_Set exercise_. Determine which lines of the records include the word "title", and copy them.

Source data:
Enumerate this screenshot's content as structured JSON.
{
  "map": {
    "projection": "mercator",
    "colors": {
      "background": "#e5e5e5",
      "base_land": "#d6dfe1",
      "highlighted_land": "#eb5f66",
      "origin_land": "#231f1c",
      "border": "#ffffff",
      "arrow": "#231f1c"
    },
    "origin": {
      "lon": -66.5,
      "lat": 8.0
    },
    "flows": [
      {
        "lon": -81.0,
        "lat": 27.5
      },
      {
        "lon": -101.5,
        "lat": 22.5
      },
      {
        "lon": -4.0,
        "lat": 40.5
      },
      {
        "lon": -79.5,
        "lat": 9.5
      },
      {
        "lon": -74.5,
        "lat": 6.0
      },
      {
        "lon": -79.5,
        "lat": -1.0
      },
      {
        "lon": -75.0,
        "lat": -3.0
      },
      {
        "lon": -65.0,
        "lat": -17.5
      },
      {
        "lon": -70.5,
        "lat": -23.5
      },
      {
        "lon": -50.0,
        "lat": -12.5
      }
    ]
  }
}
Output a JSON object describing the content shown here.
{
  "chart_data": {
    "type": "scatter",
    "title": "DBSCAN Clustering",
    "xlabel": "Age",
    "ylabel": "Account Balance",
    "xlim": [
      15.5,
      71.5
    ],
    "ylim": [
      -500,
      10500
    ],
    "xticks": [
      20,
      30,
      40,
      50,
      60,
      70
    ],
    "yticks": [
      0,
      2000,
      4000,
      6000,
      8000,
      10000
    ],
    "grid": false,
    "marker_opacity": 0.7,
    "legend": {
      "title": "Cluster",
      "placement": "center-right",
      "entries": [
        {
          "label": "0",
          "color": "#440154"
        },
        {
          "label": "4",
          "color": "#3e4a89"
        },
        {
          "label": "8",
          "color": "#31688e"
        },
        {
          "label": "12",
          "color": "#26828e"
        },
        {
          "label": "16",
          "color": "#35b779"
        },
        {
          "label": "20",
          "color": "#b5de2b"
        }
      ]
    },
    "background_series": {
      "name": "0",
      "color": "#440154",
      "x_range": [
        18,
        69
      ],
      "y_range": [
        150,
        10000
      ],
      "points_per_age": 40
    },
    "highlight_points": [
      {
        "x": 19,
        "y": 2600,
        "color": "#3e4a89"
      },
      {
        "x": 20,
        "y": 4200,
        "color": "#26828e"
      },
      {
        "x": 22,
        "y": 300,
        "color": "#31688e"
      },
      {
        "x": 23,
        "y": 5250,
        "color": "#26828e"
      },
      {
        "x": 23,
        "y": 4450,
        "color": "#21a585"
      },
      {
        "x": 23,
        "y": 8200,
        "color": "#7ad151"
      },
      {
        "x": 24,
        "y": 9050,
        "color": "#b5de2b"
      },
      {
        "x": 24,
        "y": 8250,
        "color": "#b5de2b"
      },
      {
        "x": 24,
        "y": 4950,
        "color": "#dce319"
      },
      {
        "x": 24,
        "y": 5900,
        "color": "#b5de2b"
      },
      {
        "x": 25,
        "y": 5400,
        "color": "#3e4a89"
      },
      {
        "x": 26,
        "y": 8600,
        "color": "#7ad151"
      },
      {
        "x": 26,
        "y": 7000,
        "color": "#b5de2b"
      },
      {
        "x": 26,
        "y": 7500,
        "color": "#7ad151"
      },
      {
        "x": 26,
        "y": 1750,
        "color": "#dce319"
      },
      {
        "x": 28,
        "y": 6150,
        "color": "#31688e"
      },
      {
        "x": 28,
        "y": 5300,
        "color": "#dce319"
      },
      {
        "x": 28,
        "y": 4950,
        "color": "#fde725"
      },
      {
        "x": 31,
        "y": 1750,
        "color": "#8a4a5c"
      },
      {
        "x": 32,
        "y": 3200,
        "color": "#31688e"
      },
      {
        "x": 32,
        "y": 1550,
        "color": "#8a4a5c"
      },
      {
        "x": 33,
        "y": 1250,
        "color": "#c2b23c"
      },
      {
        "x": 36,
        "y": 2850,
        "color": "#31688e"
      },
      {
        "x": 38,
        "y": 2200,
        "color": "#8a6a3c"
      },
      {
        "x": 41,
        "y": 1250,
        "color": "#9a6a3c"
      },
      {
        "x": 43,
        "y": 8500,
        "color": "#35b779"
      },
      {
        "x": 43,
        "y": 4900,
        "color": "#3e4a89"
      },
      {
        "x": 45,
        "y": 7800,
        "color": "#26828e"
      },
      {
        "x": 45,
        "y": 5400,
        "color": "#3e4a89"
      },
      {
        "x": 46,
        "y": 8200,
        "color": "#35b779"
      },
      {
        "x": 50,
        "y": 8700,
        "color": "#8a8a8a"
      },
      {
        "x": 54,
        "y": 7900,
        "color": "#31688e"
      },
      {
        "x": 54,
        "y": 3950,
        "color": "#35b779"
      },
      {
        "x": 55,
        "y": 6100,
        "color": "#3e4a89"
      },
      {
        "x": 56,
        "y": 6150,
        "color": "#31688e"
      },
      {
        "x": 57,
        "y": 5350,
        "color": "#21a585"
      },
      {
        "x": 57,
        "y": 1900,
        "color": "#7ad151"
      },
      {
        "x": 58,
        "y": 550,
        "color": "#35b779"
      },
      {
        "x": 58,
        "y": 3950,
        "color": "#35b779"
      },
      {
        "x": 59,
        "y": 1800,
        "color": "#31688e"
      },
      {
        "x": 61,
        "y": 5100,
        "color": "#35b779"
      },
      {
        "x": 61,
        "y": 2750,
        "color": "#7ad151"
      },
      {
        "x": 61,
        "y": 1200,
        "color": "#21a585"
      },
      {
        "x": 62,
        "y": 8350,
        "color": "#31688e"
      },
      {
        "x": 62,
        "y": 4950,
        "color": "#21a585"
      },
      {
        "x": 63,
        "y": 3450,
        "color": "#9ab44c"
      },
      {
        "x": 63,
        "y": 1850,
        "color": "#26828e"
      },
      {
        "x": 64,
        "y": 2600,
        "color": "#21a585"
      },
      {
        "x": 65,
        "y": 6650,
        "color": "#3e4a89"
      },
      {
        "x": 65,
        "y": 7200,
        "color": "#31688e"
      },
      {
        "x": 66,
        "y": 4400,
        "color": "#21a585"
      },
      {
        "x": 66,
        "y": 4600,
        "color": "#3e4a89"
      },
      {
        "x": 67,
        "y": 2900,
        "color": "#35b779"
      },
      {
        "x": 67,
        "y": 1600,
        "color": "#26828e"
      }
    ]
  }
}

_Full response_.
    "title": "DBSCAN Clustering",
      "title": "Cluster",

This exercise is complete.